### Work to do
Keep the pictures out of the copy and repeat the records exactly.
[START OF Stored records]
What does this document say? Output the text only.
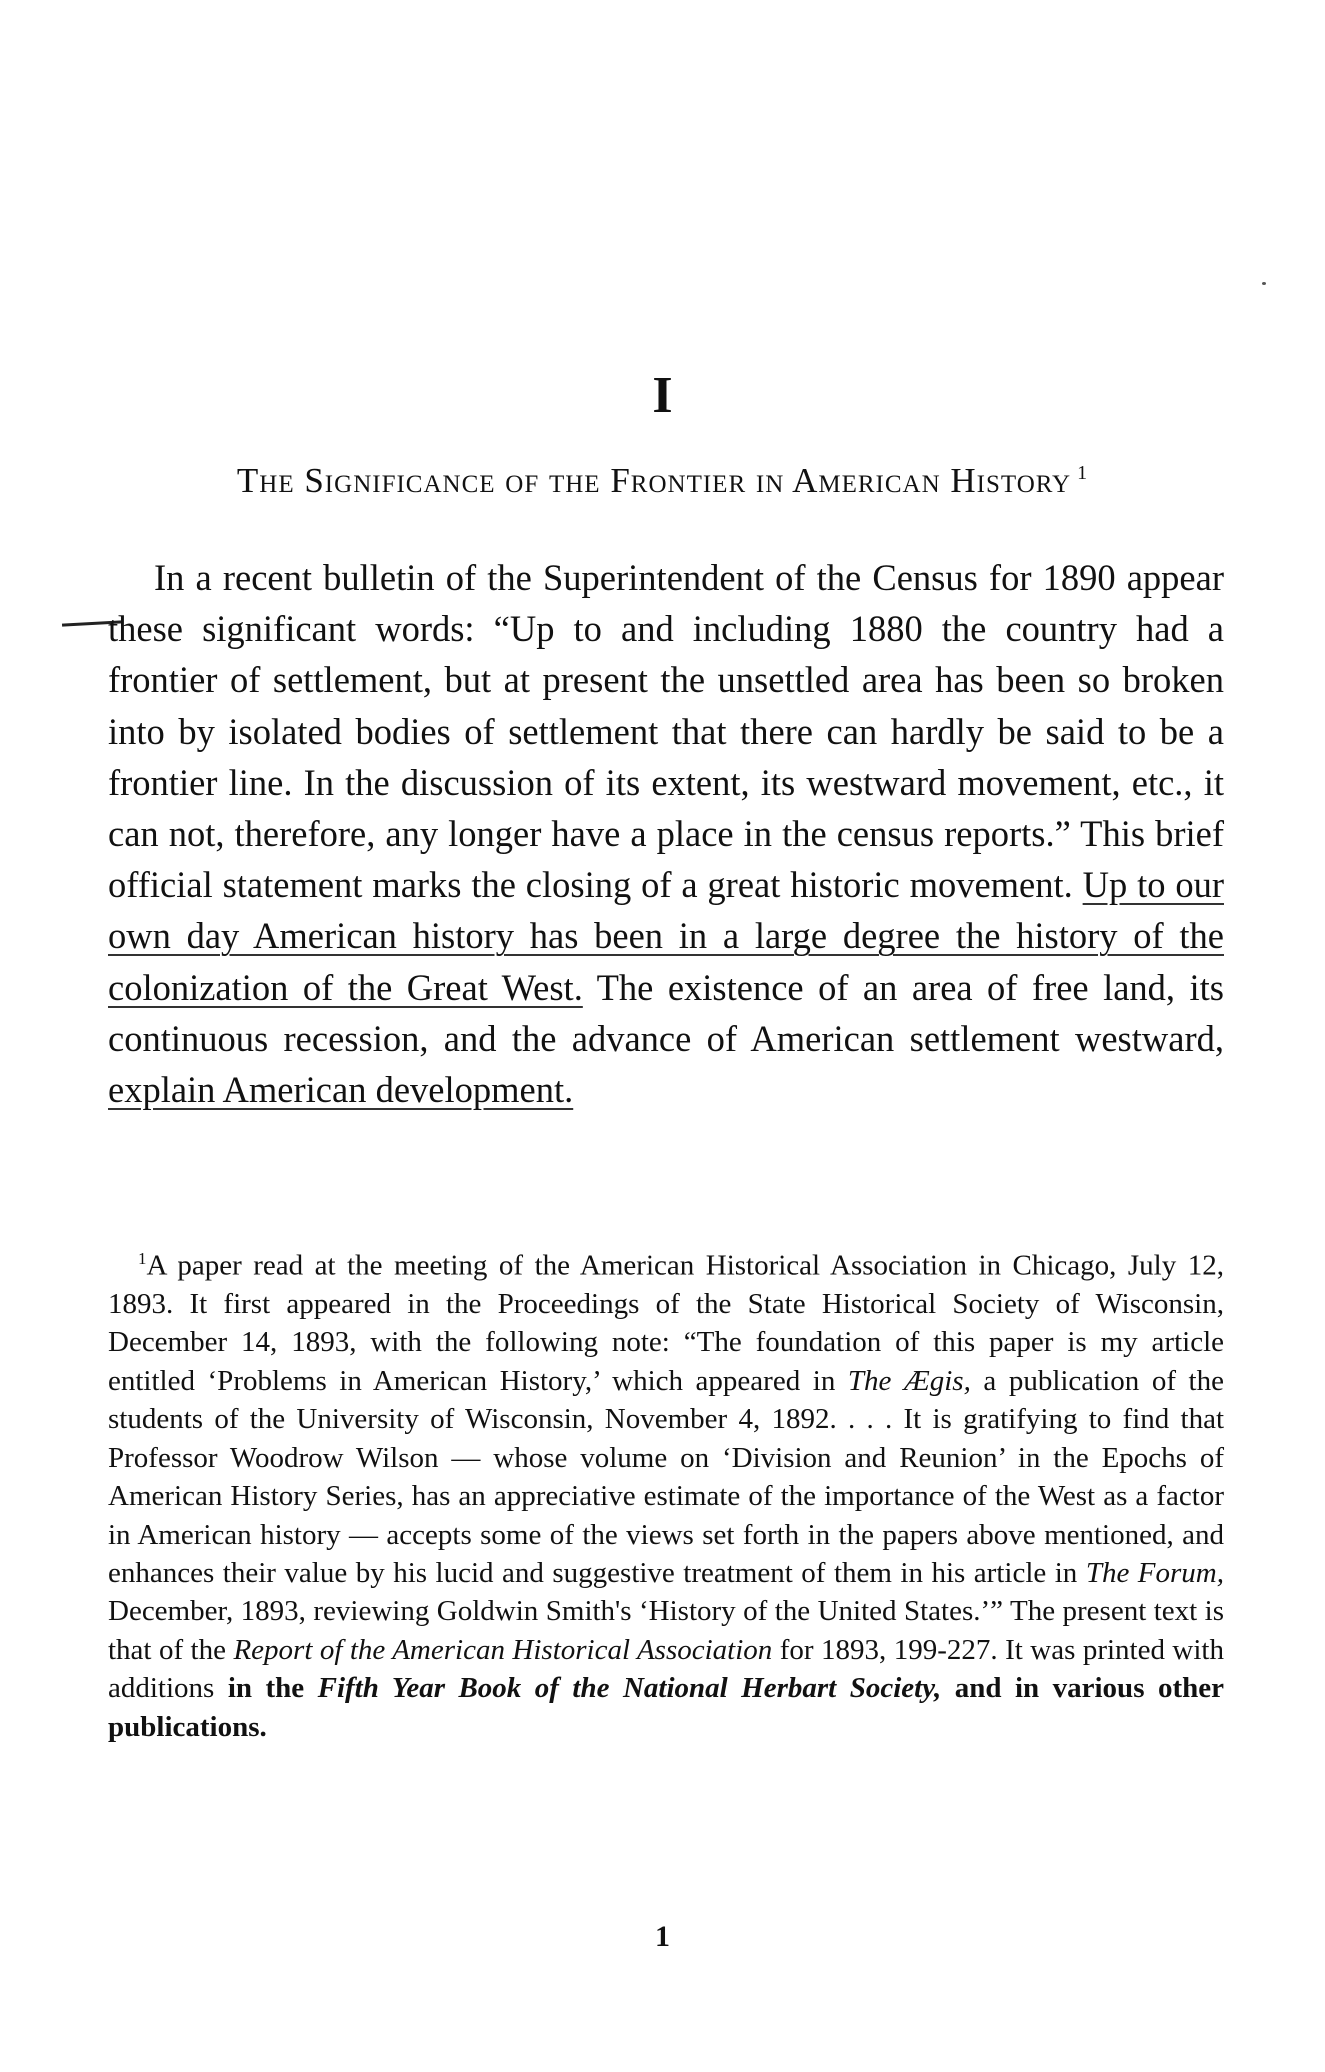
I
The Significance of the Frontier in American History $^1$

In a recent bulletin of the Superintendent of the Census for 1890 appear these significant words: “Up to and including 1880 the country had a frontier of settlement, but at present the unsettled area has been so broken into by isolated bodies of settlement that there can hardly be said to be a frontier line. In the discussion of its extent, its westward movement, etc., it can not, therefore, any longer have a place in the census reports.” This brief official statement marks the closing of a great historic movement. Up to our own day American history has been in a large degree the history of the colonization of the Great West. The existence of an area of free land, its continuous recession, and the advance of American settlement westward, explain American development.

$^1$A paper read at the meeting of the American Historical Association in Chicago, July 12, 1893. It first appeared in the Proceedings of the State Historical Society of Wisconsin, December 14, 1893, with the following note: “The foundation of this paper is my article entitled ‘Problems in American History,’ which appeared in The Ægis, a publication of the students of the University of Wisconsin, November 4, 1892. . . . It is gratifying to find that Professor Woodrow Wilson — whose volume on ‘Division and Reunion’ in the Epochs of American History Series, has an appreciative estimate of the importance of the West as a factor in American history — accepts some of the views set forth in the papers above mentioned, and enhances their value by his lucid and suggestive treatment of them in his article in The Forum, December, 1893, reviewing Goldwin Smith's ‘History of the United States.’” The present text is that of the Report of the American Historical Association for 1893, 199-227. It was printed with additions in the Fifth Year Book of the National Herbart Society, and in various other publications.

1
[END OF Stored records]
### Full response
What does this document say? Output the text only.
I
The Significance of the Frontier in American History $^1$

In a recent bulletin of the Superintendent of the Census for 1890 appear these significant words: “Up to and including 1880 the country had a frontier of settlement, but at present the unsettled area has been so broken into by isolated bodies of settlement that there can hardly be said to be a frontier line. In the discussion of its extent, its westward movement, etc., it can not, therefore, any longer have a place in the census reports.” This brief official statement marks the closing of a great historic movement. Up to our own day American history has been in a large degree the history of the colonization of the Great West. The existence of an area of free land, its continuous recession, and the advance of American settlement westward, explain American development.

$^1$A paper read at the meeting of the American Historical Association in Chicago, July 12, 1893. It first appeared in the Proceedings of the State Historical Society of Wisconsin, December 14, 1893, with the following note: “The foundation of this paper is my article entitled ‘Problems in American History,’ which appeared in The Ægis, a publication of the students of the University of Wisconsin, November 4, 1892. . . . It is gratifying to find that Professor Woodrow Wilson — whose volume on ‘Division and Reunion’ in the Epochs of American History Series, has an appreciative estimate of the importance of the West as a factor in American history — accepts some of the views set forth in the papers above mentioned, and enhances their value by his lucid and suggestive treatment of them in his article in The Forum, December, 1893, reviewing Goldwin Smith's ‘History of the United States.’” The present text is that of the Report of the American Historical Association for 1893, 199-227. It was printed with additions in the Fifth Year Book of the National Herbart Society, and in various other publications.

1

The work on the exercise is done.